┌──

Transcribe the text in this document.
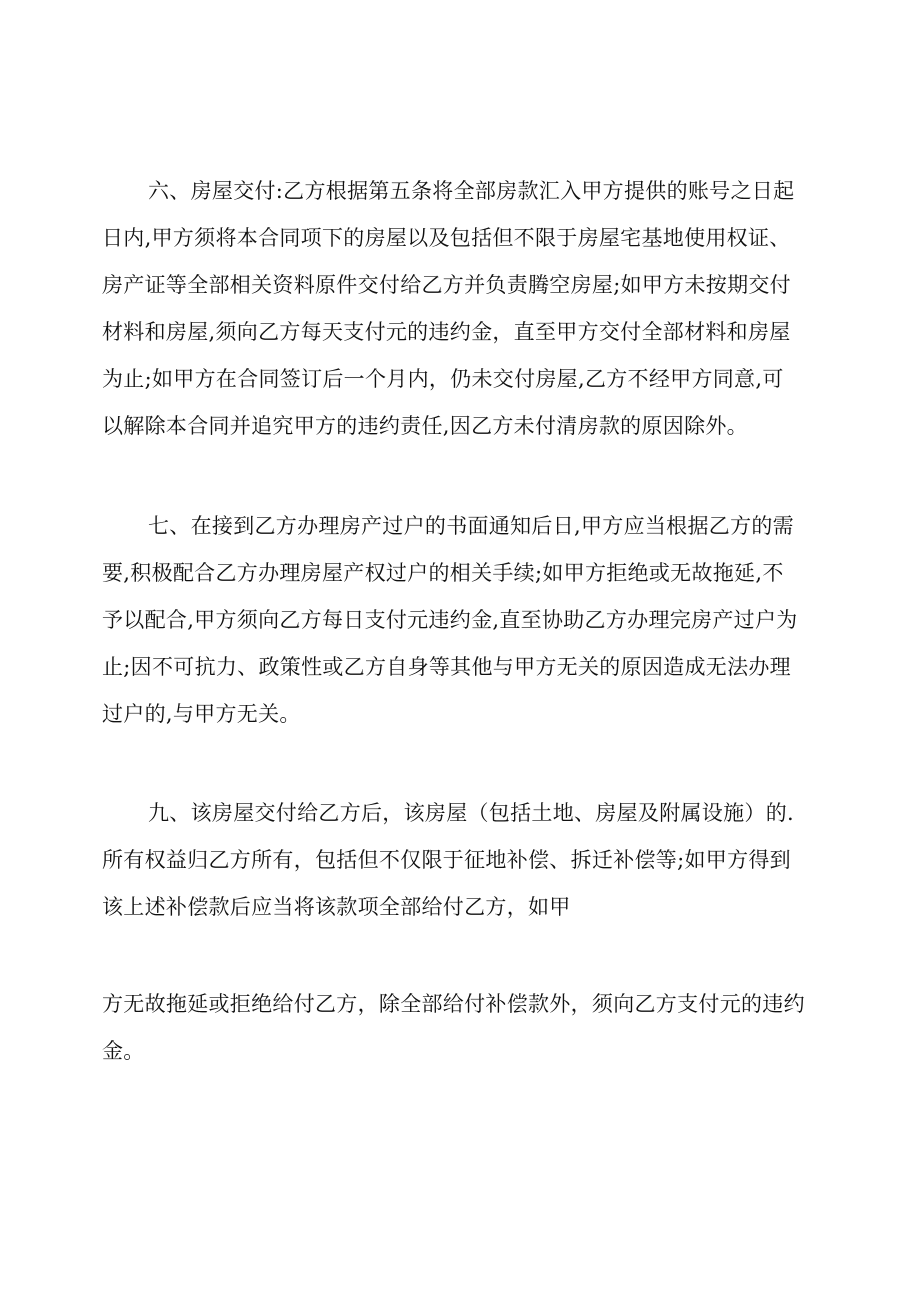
六、房屋交付:乙方根据第五条将全部房款汇入甲方提供的账号之日起

日内,甲方须将本合同项下的房屋以及包括但不限于房屋宅基地使用权证、

房产证等全部相关资料原件交付给乙方并负责腾空房屋;如甲方未按期交付

材料和房屋,须向乙方每天支付元的违约金，直至甲方交付全部材料和房屋

为止;如甲方在合同签订后一个月内，仍未交付房屋,乙方不经甲方同意,可

以解除本合同并追究甲方的违约责任,因乙方未付清房款的原因除外。

七、在接到乙方办理房产过户的书面通知后日,甲方应当根据乙方的需

要,积极配合乙方办理房屋产权过户的相关手续;如甲方拒绝或无故拖延,不

予以配合,甲方须向乙方每日支付元违约金,直至协助乙方办理完房产过户为

止;因不可抗力、政策性或乙方自身等其他与甲方无关的原因造成无法办理

过户的,与甲方无关。

九、该房屋交付给乙方后，该房屋（包括土地、房屋及附属设施）的.

所有权益归乙方所有，包括但不仅限于征地补偿、拆迁补偿等;如甲方得到

该上述补偿款后应当将该款项全部给付乙方，如甲

方无故拖延或拒绝给付乙方，除全部给付补偿款外，须向乙方支付元的违约

金。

└──

Given instruction » Output every entry exactly as given; pictures are not part of the copy.

The solution »
Transcribe the text in this document.
六、房屋交付:乙方根据第五条将全部房款汇入甲方提供的账号之日起

日内,甲方须将本合同项下的房屋以及包括但不限于房屋宅基地使用权证、

房产证等全部相关资料原件交付给乙方并负责腾空房屋;如甲方未按期交付

材料和房屋,须向乙方每天支付元的违约金，直至甲方交付全部材料和房屋

为止;如甲方在合同签订后一个月内，仍未交付房屋,乙方不经甲方同意,可

以解除本合同并追究甲方的违约责任,因乙方未付清房款的原因除外。

七、在接到乙方办理房产过户的书面通知后日,甲方应当根据乙方的需

要,积极配合乙方办理房屋产权过户的相关手续;如甲方拒绝或无故拖延,不

予以配合,甲方须向乙方每日支付元违约金,直至协助乙方办理完房产过户为

止;因不可抗力、政策性或乙方自身等其他与甲方无关的原因造成无法办理

过户的,与甲方无关。

九、该房屋交付给乙方后，该房屋（包括土地、房屋及附属设施）的.

所有权益归乙方所有，包括但不仅限于征地补偿、拆迁补偿等;如甲方得到

该上述补偿款后应当将该款项全部给付乙方，如甲

方无故拖延或拒绝给付乙方，除全部给付补偿款外，须向乙方支付元的违约

金。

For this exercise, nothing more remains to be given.